GIVEN PROBLEM: Gather every line below where "JSON" appears.

------ DATA SHOWN ------

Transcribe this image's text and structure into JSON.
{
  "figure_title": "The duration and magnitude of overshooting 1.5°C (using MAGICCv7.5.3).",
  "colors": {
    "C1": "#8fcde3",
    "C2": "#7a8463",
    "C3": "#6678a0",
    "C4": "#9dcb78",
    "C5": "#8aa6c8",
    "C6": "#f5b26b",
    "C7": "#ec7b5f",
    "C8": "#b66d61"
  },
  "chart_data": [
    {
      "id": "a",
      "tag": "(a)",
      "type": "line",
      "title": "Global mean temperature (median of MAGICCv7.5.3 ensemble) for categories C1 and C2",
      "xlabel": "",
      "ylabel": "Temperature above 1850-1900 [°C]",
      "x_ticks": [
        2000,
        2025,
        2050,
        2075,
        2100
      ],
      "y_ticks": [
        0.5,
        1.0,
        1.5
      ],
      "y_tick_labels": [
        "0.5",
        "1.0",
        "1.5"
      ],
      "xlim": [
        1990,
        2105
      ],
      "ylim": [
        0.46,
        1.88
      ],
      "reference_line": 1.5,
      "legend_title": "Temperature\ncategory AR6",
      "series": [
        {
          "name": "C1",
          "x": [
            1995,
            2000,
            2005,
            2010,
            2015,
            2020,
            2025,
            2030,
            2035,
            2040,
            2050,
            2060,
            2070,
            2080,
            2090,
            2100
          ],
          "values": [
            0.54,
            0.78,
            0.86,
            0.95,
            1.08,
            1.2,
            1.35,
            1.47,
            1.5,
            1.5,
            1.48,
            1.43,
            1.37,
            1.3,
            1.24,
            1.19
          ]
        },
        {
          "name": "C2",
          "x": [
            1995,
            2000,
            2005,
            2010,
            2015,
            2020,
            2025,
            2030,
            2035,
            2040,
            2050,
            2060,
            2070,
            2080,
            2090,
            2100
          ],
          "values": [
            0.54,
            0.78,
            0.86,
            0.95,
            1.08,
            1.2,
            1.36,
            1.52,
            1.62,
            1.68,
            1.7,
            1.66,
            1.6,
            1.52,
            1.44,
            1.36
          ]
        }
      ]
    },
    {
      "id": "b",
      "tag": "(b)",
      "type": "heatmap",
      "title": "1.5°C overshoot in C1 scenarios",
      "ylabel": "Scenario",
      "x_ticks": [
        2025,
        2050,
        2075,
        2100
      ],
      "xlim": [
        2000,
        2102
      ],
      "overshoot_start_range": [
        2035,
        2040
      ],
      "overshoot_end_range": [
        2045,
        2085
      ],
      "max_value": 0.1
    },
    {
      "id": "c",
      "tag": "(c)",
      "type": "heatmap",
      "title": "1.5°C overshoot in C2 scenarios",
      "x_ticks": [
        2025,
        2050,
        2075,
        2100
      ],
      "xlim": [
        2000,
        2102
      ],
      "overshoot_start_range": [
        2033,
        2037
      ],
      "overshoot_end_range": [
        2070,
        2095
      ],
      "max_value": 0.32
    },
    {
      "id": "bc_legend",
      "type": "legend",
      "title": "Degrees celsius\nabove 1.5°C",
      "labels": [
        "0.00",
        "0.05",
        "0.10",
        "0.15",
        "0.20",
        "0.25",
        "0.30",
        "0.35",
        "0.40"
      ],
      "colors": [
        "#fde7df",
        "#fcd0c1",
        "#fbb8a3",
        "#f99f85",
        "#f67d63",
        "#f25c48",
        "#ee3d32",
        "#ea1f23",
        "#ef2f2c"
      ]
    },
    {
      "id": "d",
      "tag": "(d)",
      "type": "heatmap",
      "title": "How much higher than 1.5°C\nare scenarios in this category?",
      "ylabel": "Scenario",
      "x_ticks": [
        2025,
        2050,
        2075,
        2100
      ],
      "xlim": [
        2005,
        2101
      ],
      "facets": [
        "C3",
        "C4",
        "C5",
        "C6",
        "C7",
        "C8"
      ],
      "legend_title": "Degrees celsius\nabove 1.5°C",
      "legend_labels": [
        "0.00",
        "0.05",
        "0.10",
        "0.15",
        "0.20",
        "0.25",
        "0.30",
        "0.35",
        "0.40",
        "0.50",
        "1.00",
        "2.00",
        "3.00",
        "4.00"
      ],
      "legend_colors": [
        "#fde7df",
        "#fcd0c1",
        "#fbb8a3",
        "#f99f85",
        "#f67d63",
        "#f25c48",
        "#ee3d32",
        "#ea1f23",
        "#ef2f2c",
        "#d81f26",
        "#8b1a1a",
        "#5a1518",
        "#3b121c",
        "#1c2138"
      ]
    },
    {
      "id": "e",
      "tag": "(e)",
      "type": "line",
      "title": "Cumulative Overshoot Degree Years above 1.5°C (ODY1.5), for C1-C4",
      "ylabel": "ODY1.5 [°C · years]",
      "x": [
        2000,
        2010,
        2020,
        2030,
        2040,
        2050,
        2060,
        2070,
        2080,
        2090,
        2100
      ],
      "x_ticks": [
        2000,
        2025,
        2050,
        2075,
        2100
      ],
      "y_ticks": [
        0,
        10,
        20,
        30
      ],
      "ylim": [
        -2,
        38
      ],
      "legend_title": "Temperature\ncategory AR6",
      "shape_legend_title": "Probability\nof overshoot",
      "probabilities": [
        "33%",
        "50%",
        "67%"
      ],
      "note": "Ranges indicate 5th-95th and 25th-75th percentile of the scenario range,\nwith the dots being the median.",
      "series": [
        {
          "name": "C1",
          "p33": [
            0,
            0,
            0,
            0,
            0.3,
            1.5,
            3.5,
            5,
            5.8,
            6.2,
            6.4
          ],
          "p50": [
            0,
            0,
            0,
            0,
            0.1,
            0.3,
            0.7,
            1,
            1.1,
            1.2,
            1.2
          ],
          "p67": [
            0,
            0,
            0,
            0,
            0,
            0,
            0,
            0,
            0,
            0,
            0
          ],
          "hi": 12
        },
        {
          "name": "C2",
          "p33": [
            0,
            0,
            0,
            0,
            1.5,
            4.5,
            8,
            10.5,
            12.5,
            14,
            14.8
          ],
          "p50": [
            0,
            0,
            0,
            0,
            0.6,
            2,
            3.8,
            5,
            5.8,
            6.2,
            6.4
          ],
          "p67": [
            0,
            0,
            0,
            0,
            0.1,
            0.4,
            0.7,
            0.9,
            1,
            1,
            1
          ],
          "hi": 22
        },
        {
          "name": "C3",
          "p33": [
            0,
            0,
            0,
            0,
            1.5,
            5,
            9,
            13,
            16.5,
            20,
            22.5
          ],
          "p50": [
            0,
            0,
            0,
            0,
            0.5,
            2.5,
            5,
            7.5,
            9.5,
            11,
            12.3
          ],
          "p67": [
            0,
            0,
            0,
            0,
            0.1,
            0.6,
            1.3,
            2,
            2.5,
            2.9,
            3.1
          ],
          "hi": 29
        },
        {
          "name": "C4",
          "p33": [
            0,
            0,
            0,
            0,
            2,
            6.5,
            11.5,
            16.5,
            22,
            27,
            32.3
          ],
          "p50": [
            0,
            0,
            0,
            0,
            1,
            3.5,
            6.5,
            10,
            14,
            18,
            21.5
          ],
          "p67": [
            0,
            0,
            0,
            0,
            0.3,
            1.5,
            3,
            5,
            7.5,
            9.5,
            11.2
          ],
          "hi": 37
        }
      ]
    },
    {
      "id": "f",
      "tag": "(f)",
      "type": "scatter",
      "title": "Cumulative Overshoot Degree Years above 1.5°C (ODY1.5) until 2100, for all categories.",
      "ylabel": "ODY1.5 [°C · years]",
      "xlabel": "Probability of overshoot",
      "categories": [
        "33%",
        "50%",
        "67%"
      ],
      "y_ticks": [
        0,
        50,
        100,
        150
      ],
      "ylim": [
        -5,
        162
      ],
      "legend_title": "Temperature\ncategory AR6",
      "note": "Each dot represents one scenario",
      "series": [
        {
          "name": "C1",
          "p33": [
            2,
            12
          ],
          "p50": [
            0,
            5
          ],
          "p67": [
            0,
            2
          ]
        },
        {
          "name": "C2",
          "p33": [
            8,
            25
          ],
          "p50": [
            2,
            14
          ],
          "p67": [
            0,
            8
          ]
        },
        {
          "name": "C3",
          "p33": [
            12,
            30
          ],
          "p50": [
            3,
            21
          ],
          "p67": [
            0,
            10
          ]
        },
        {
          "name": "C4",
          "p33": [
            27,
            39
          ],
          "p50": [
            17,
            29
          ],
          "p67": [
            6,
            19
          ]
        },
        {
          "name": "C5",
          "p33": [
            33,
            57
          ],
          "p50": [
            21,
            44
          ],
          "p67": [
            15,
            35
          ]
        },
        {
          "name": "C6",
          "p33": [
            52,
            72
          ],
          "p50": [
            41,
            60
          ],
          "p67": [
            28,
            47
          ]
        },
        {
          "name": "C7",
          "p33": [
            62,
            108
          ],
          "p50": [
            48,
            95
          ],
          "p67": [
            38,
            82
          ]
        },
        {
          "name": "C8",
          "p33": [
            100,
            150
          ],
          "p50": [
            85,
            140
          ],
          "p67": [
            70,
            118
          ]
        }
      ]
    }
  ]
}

------
------ DATA SHOWN ------

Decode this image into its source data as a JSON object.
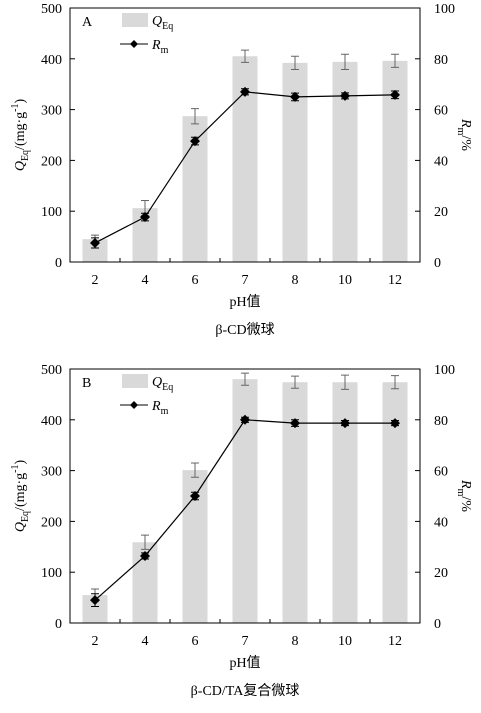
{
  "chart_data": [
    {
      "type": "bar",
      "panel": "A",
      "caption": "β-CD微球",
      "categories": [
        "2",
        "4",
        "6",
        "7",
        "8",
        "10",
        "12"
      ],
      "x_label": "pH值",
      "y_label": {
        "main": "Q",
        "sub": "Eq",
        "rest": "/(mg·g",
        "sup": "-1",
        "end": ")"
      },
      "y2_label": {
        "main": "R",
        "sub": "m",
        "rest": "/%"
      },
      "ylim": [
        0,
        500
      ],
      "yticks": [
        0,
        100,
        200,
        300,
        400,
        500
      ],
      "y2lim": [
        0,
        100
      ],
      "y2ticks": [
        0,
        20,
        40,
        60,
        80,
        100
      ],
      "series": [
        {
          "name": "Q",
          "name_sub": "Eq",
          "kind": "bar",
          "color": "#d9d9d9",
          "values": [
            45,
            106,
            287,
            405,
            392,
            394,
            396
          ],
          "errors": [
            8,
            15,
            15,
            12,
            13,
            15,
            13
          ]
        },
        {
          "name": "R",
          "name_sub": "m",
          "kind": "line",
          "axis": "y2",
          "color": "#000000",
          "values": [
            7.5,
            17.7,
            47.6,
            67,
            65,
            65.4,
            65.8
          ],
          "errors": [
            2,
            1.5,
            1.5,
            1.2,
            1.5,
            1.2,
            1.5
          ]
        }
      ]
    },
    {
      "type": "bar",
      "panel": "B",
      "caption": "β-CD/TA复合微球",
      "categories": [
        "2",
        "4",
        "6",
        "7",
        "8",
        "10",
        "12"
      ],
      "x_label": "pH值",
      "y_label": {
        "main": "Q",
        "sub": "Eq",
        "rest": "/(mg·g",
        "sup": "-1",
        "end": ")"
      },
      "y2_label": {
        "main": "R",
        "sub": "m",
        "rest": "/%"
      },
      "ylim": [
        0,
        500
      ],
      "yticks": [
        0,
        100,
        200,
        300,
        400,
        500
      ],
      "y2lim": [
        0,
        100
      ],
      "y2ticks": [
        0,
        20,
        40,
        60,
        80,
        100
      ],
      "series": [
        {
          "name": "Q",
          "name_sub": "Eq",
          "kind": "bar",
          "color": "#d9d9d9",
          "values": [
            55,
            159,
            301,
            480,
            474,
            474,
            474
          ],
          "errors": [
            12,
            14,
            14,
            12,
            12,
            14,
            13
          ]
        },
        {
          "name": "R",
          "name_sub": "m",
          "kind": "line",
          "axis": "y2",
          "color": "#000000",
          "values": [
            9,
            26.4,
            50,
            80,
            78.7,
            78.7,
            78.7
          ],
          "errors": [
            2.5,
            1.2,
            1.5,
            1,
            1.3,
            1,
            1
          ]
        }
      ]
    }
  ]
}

------

COMPLETE OUTPUT:
Transcribe this image's text and structure into JSON.
Decode this image into its source data as a JSON object.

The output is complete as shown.